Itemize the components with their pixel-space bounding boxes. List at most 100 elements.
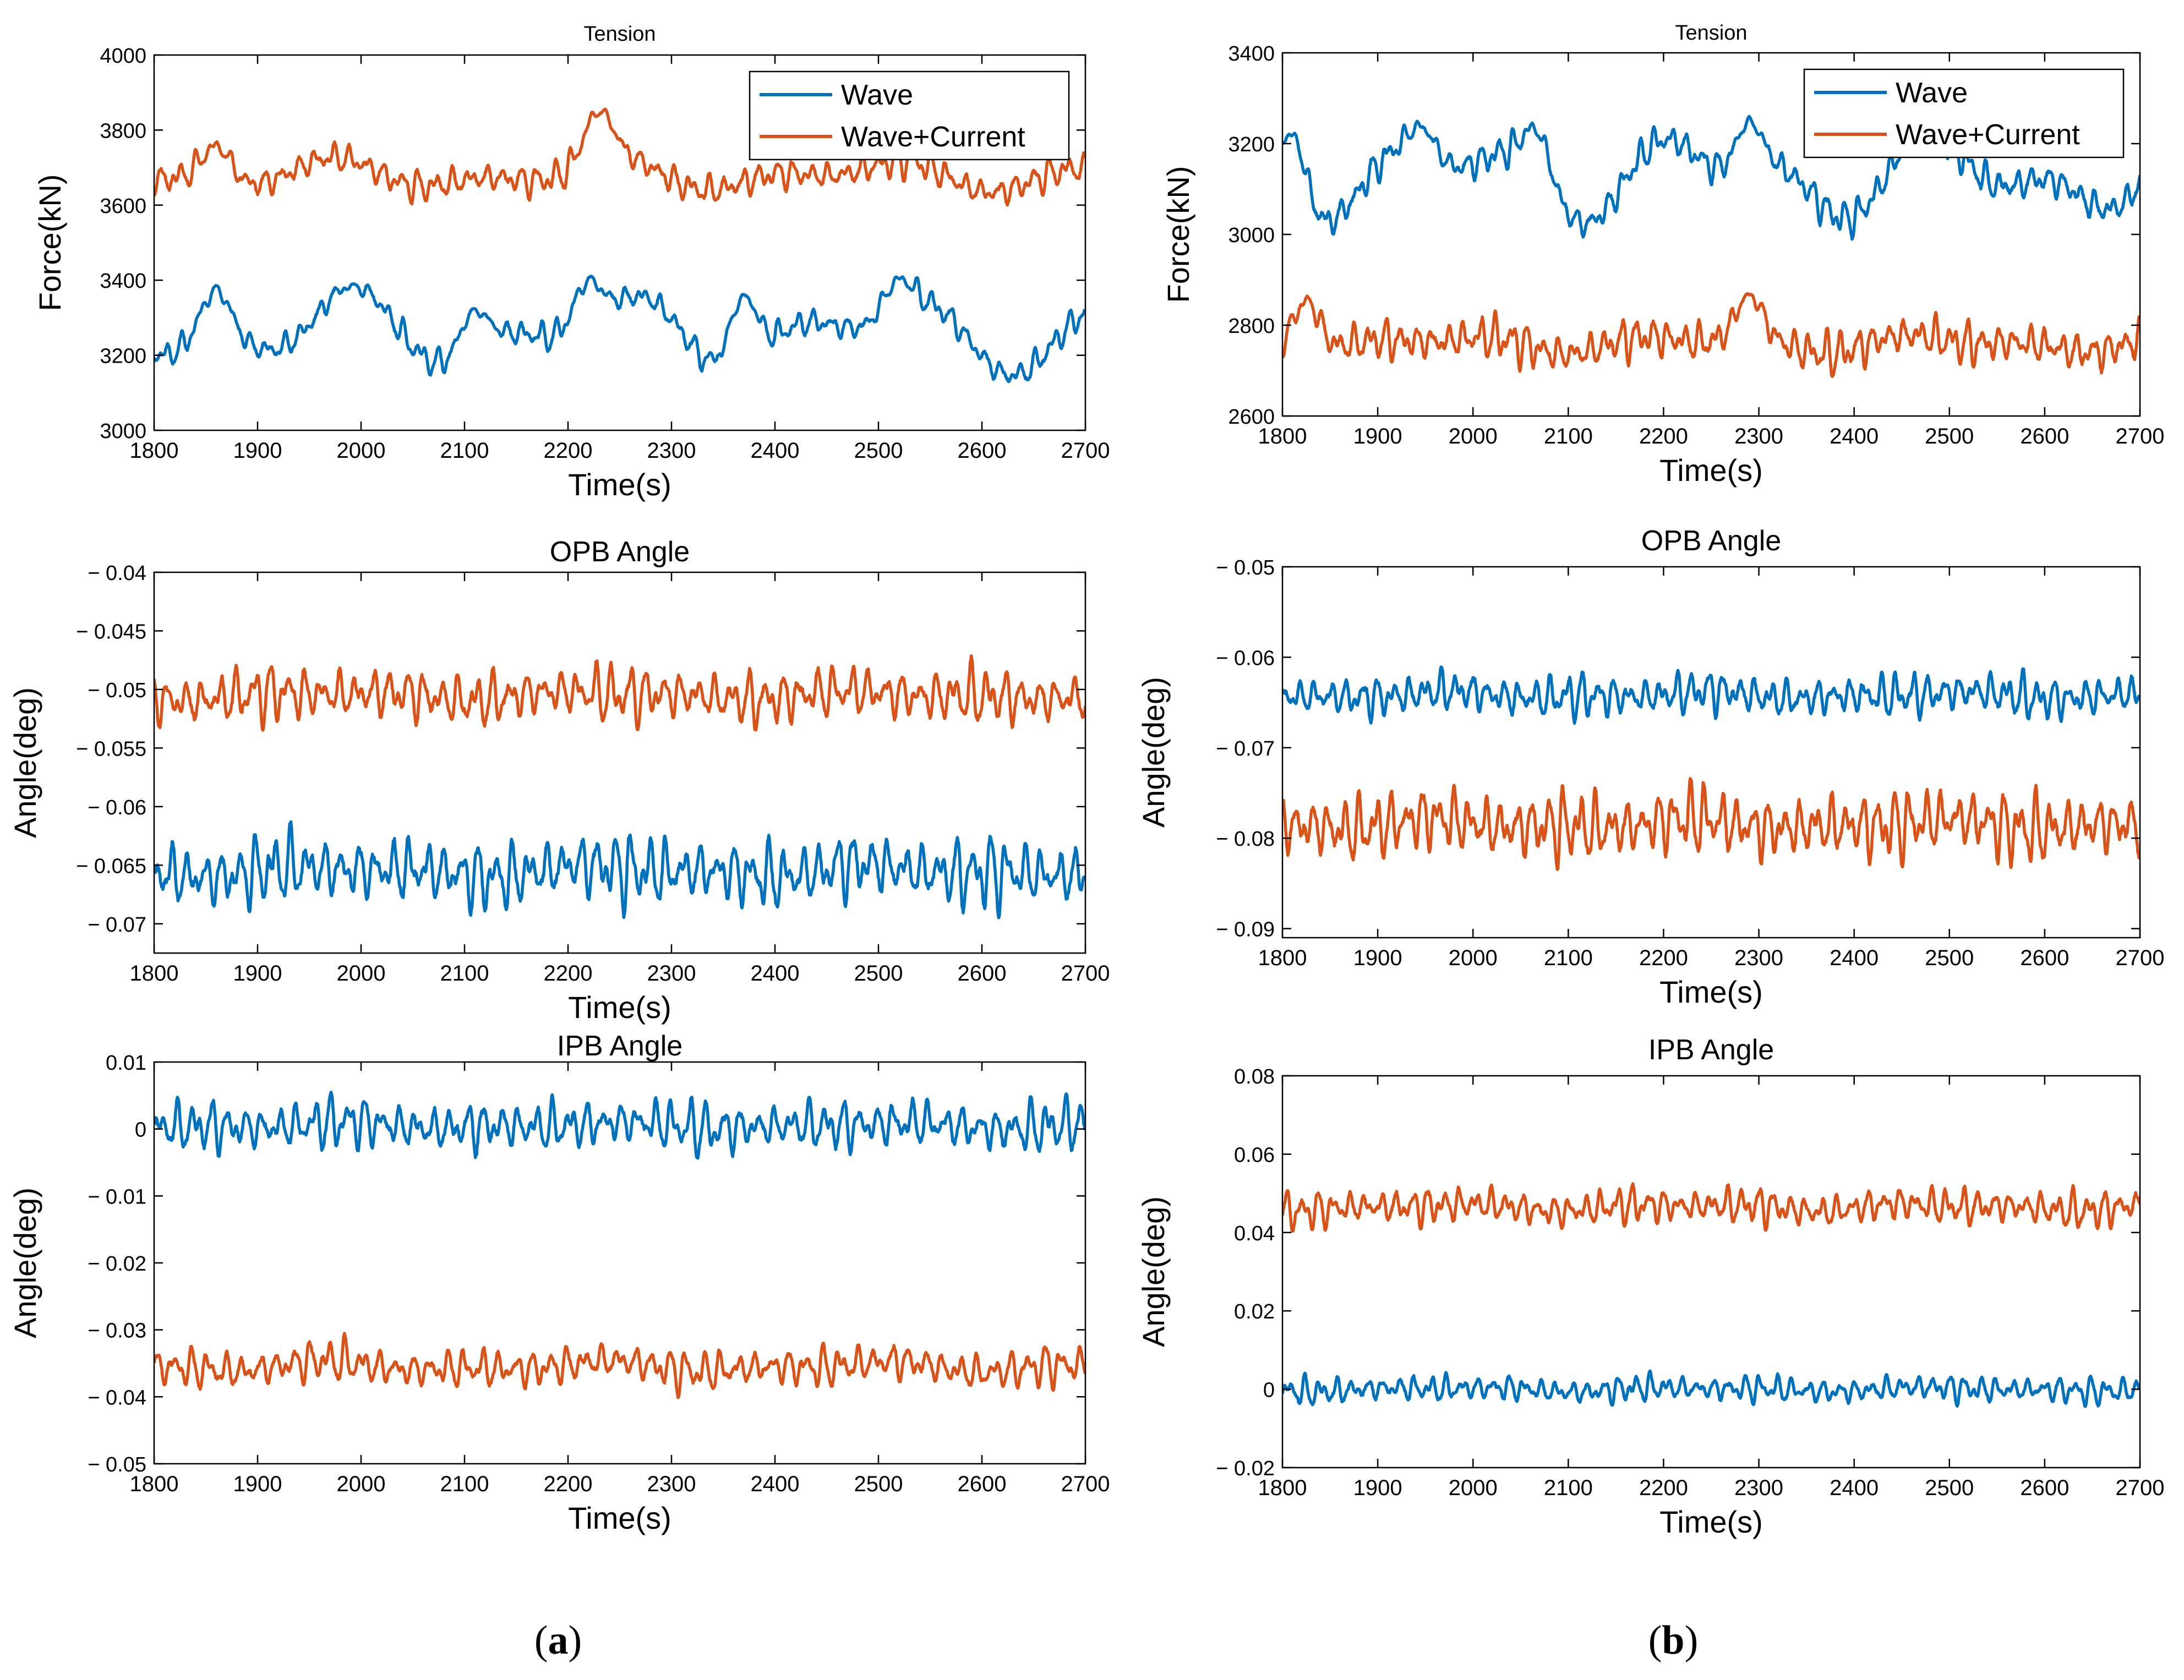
chart-b-2: 1800 1900 2000 2100 2200 2300 2400 2500 2600 2700… — [1136, 525, 2164, 1009]
x-axis-label: Time(s) — [568, 990, 671, 1025]
y-tick-label: − 0.065 — [76, 855, 146, 878]
chart-title: OPB Angle — [550, 536, 690, 568]
series-line-wave — [154, 1090, 1085, 1160]
x-tick-label: 1900 — [233, 439, 282, 463]
series-line-wave-plus-current — [154, 654, 1085, 732]
y-tick-label: − 0.05 — [88, 1453, 146, 1476]
y-tick-label: − 0.045 — [76, 620, 146, 643]
x-axis-label: Time(s) — [1659, 975, 1763, 1009]
x-tick-label: 2100 — [1544, 424, 1593, 448]
x-tick-label: 2100 — [1544, 1476, 1593, 1500]
x-tick-label: 2000 — [1449, 1476, 1498, 1500]
x-tick-label: 1800 — [1258, 946, 1307, 970]
plot-frame — [1281, 566, 2141, 939]
plot-frame — [153, 571, 1086, 954]
y-tick-label: − 0.05 — [1216, 556, 1275, 579]
y-tick-label: − 0.06 — [88, 796, 146, 819]
y-tick-label: 0.06 — [1234, 1143, 1275, 1167]
x-tick-label: 1800 — [130, 961, 179, 986]
y-axis-label: Angle(deg) — [1136, 677, 1171, 828]
x-tick-label: 2600 — [2020, 424, 2069, 448]
legend-box — [749, 70, 1070, 161]
y-tick-label: − 0.04 — [88, 1386, 146, 1409]
x-tick-label: 1900 — [233, 1472, 282, 1496]
y-tick-label: 0 — [1263, 1379, 1275, 1402]
chart-title: Tension — [1675, 21, 1748, 45]
y-tick-label: 0.02 — [1234, 1300, 1275, 1323]
x-tick-label: 1900 — [1353, 1476, 1402, 1500]
chart-title: IPB Angle — [557, 1030, 682, 1062]
x-tick-label: 1900 — [233, 961, 282, 986]
x-tick-label: 2400 — [1830, 946, 1879, 970]
y-tick-label: − 0.02 — [1216, 1457, 1275, 1480]
x-tick-label: 1900 — [1353, 946, 1402, 970]
x-tick-label: 2100 — [440, 439, 489, 463]
legend-label: Wave — [1896, 77, 1968, 109]
x-tick-label: 2600 — [958, 1472, 1007, 1496]
y-tick-label: 0.01 — [106, 1052, 146, 1075]
y-tick-label: − 0.05 — [88, 679, 146, 702]
y-tick-label: 2600 — [1228, 406, 1275, 429]
x-tick-label: 2500 — [1925, 1476, 1974, 1500]
chart-b-1: 1800 1900 2000 2100 2200 2300 2400 2500 2600 2700… — [1161, 21, 2164, 488]
panel-label-b: (b) — [1648, 1618, 1698, 1663]
x-axis-label: Time(s) — [1659, 1504, 1763, 1539]
y-tick-label: − 0.04 — [88, 562, 146, 585]
y-tick-label: 0 — [135, 1119, 146, 1142]
x-tick-label: 2600 — [2020, 1476, 2069, 1500]
y-axis-label: Force(kN) — [1161, 166, 1195, 303]
series-line-wave — [154, 275, 1085, 384]
y-tick-label: 2800 — [1228, 315, 1275, 338]
x-tick-label: 2600 — [958, 439, 1007, 463]
y-tick-label: − 0.03 — [88, 1320, 146, 1343]
y-tick-label: 3400 — [100, 270, 146, 293]
x-tick-label: 2300 — [1734, 1476, 1783, 1500]
legend-label: Wave — [841, 79, 913, 111]
legend-label: Wave+Current — [1896, 119, 2080, 151]
y-tick-label: 0.08 — [1234, 1065, 1275, 1088]
x-tick-label: 2300 — [647, 961, 696, 986]
y-tick-label: − 0.06 — [1216, 647, 1275, 670]
y-tick-label: 0.04 — [1234, 1222, 1275, 1245]
x-tick-label: 2500 — [1925, 946, 1974, 970]
series-line-wave-plus-current — [154, 1332, 1085, 1399]
x-tick-label: 2400 — [1830, 424, 1879, 448]
x-tick-label: 2200 — [1639, 1476, 1688, 1500]
y-tick-label: 3200 — [1228, 133, 1275, 156]
x-tick-label: 2400 — [751, 439, 800, 463]
y-tick-label: − 0.01 — [88, 1185, 146, 1208]
x-tick-label: 2000 — [337, 439, 386, 463]
y-tick-label: 3000 — [1228, 224, 1275, 247]
x-tick-label: 2700 — [2116, 946, 2165, 970]
chart-b-3: 1800 1900 2000 2100 2200 2300 2400 2500 2600 2700… — [1136, 1034, 2164, 1539]
x-axis-label: Time(s) — [1659, 453, 1763, 488]
y-tick-label: − 0.07 — [1216, 737, 1275, 760]
y-axis-label: Angle(deg) — [8, 1188, 42, 1338]
x-tick-label: 2300 — [1734, 946, 1783, 970]
x-tick-label: 2700 — [2116, 1476, 2165, 1500]
charts-layer: 1800 1900 2000 2100 2200 2300 2400 2500 2600 2700… — [8, 21, 2164, 1539]
y-tick-label: 3400 — [1228, 42, 1275, 65]
series-line-wave-plus-current — [1282, 777, 2140, 871]
chart-a-3: 1800 1900 2000 2100 2200 2300 2400 2500 2600 2700… — [8, 1030, 1110, 1535]
series-line-wave-plus-current — [1282, 292, 2140, 378]
y-tick-label: − 0.09 — [1216, 918, 1275, 942]
x-tick-label: 1800 — [130, 1472, 179, 1496]
y-axis-label: Angle(deg) — [8, 687, 42, 838]
plot-frame — [153, 54, 1086, 431]
y-tick-label: − 0.055 — [76, 737, 146, 760]
y-tick-label: 3600 — [100, 195, 146, 218]
x-tick-label: 2300 — [647, 439, 696, 463]
y-tick-label: − 0.08 — [1216, 828, 1275, 851]
y-tick-label: − 0.07 — [88, 913, 146, 937]
x-tick-label: 2700 — [2116, 424, 2165, 448]
x-tick-label: 2500 — [854, 439, 903, 463]
chart-title: IPB Angle — [1648, 1034, 1774, 1066]
chart-title: Tension — [584, 23, 656, 46]
y-tick-label: 3000 — [100, 420, 146, 443]
x-tick-label: 2000 — [1449, 946, 1498, 970]
x-tick-label: 2700 — [1061, 439, 1110, 463]
x-tick-label: 2500 — [854, 961, 903, 986]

What is expected
Can you repeat all the lines above word for word, leaving out the pictures?

Answer for this exercise
Itemize the components with their pixel-space bounding boxes. List at most 100 elements.
chart-b-2: 1800 1900 2000 2100 2200 2300 2400 2500 2600 2700… — [1136, 525, 2164, 1009]
x-axis-label: Time(s) — [568, 990, 671, 1025]
y-tick-label: − 0.065 — [76, 855, 146, 878]
chart-title: OPB Angle — [550, 536, 690, 568]
series-line-wave — [154, 1090, 1085, 1160]
x-tick-label: 1900 — [233, 439, 282, 463]
series-line-wave-plus-current — [154, 654, 1085, 732]
y-tick-label: − 0.05 — [88, 1453, 146, 1476]
y-tick-label: − 0.045 — [76, 620, 146, 643]
x-axis-label: Time(s) — [1659, 975, 1763, 1009]
x-tick-label: 2100 — [1544, 424, 1593, 448]
x-tick-label: 2100 — [1544, 1476, 1593, 1500]
x-tick-label: 2000 — [1449, 1476, 1498, 1500]
x-tick-label: 1800 — [1258, 946, 1307, 970]
plot-frame — [1281, 566, 2141, 939]
plot-frame — [153, 571, 1086, 954]
y-tick-label: − 0.05 — [1216, 556, 1275, 579]
y-tick-label: − 0.06 — [88, 796, 146, 819]
y-tick-label: 0.06 — [1234, 1143, 1275, 1167]
x-tick-label: 1800 — [130, 961, 179, 986]
y-axis-label: Angle(deg) — [1136, 677, 1171, 828]
x-tick-label: 2600 — [2020, 424, 2069, 448]
legend-box — [749, 70, 1070, 161]
y-tick-label: − 0.04 — [88, 1386, 146, 1409]
x-tick-label: 1900 — [233, 1472, 282, 1496]
y-tick-label: 0 — [1263, 1379, 1275, 1402]
chart-title: Tension — [1675, 21, 1748, 45]
y-tick-label: 0.02 — [1234, 1300, 1275, 1323]
x-tick-label: 1900 — [1353, 1476, 1402, 1500]
chart-title: IPB Angle — [557, 1030, 682, 1062]
x-tick-label: 1900 — [233, 961, 282, 986]
x-tick-label: 2400 — [1830, 946, 1879, 970]
y-tick-label: − 0.02 — [1216, 1457, 1275, 1480]
x-tick-label: 1900 — [1353, 946, 1402, 970]
x-tick-label: 2100 — [440, 439, 489, 463]
legend-label: Wave — [1896, 77, 1968, 109]
x-tick-label: 2600 — [958, 1472, 1007, 1496]
y-tick-label: 0.01 — [106, 1052, 146, 1075]
y-tick-label: − 0.05 — [88, 679, 146, 702]
y-tick-label: 2600 — [1228, 406, 1275, 429]
x-tick-label: 2500 — [1925, 1476, 1974, 1500]
chart-b-1: 1800 1900 2000 2100 2200 2300 2400 2500 2600 2700… — [1161, 21, 2164, 488]
panel-label-b: (b) — [1648, 1618, 1698, 1663]
x-axis-label: Time(s) — [1659, 1504, 1763, 1539]
y-tick-label: − 0.04 — [88, 562, 146, 585]
y-tick-label: 0 — [135, 1119, 146, 1142]
x-tick-label: 2600 — [2020, 1476, 2069, 1500]
y-axis-label: Force(kN) — [1161, 166, 1195, 303]
series-line-wave — [154, 275, 1085, 384]
y-tick-label: 2800 — [1228, 315, 1275, 338]
x-tick-label: 2600 — [958, 439, 1007, 463]
y-tick-label: − 0.03 — [88, 1320, 146, 1343]
y-tick-label: 3400 — [100, 270, 146, 293]
x-tick-label: 2300 — [1734, 1476, 1783, 1500]
legend-label: Wave — [841, 79, 913, 111]
legend-label: Wave+Current — [1896, 119, 2080, 151]
y-tick-label: 0.08 — [1234, 1065, 1275, 1088]
x-tick-label: 2300 — [647, 961, 696, 986]
y-tick-label: − 0.06 — [1216, 647, 1275, 670]
y-tick-label: 0.04 — [1234, 1222, 1275, 1245]
x-tick-label: 2500 — [1925, 946, 1974, 970]
series-line-wave-plus-current — [154, 1332, 1085, 1399]
x-tick-label: 2400 — [1830, 424, 1879, 448]
x-tick-label: 2200 — [1639, 1476, 1688, 1500]
y-tick-label: 3200 — [1228, 133, 1275, 156]
x-tick-label: 2400 — [751, 439, 800, 463]
y-tick-label: − 0.01 — [88, 1185, 146, 1208]
x-tick-label: 2000 — [337, 439, 386, 463]
y-tick-label: 3000 — [1228, 224, 1275, 247]
x-tick-label: 2700 — [2116, 946, 2165, 970]
chart-b-3: 1800 1900 2000 2100 2200 2300 2400 2500 2600 2700… — [1136, 1034, 2164, 1539]
x-axis-label: Time(s) — [1659, 453, 1763, 488]
y-tick-label: − 0.07 — [1216, 737, 1275, 760]
y-axis-label: Angle(deg) — [8, 1188, 42, 1338]
x-tick-label: 2300 — [1734, 946, 1783, 970]
x-tick-label: 2700 — [2116, 1476, 2165, 1500]
charts-layer: 1800 1900 2000 2100 2200 2300 2400 2500 2600 2700… — [8, 21, 2164, 1539]
y-tick-label: 3400 — [1228, 42, 1275, 65]
series-line-wave-plus-current — [1282, 777, 2140, 871]
chart-a-3: 1800 1900 2000 2100 2200 2300 2400 2500 2600 2700… — [8, 1030, 1110, 1535]
series-line-wave-plus-current — [1282, 292, 2140, 378]
y-tick-label: − 0.09 — [1216, 918, 1275, 942]
x-tick-label: 1800 — [130, 1472, 179, 1496]
y-axis-label: Angle(deg) — [8, 687, 42, 838]
plot-frame — [153, 54, 1086, 431]
y-tick-label: − 0.055 — [76, 737, 146, 760]
y-tick-label: 3600 — [100, 195, 146, 218]
x-tick-label: 2300 — [647, 439, 696, 463]
y-tick-label: − 0.08 — [1216, 828, 1275, 851]
y-tick-label: − 0.07 — [88, 913, 146, 937]
x-tick-label: 2700 — [2116, 424, 2165, 448]
x-tick-label: 2500 — [854, 439, 903, 463]
chart-title: IPB Angle — [1648, 1034, 1774, 1066]
chart-title: Tension — [584, 23, 656, 46]
y-tick-label: 3000 — [100, 420, 146, 443]
x-tick-label: 2000 — [1449, 946, 1498, 970]
x-tick-label: 2700 — [1061, 439, 1110, 463]
x-tick-label: 2500 — [854, 961, 903, 986]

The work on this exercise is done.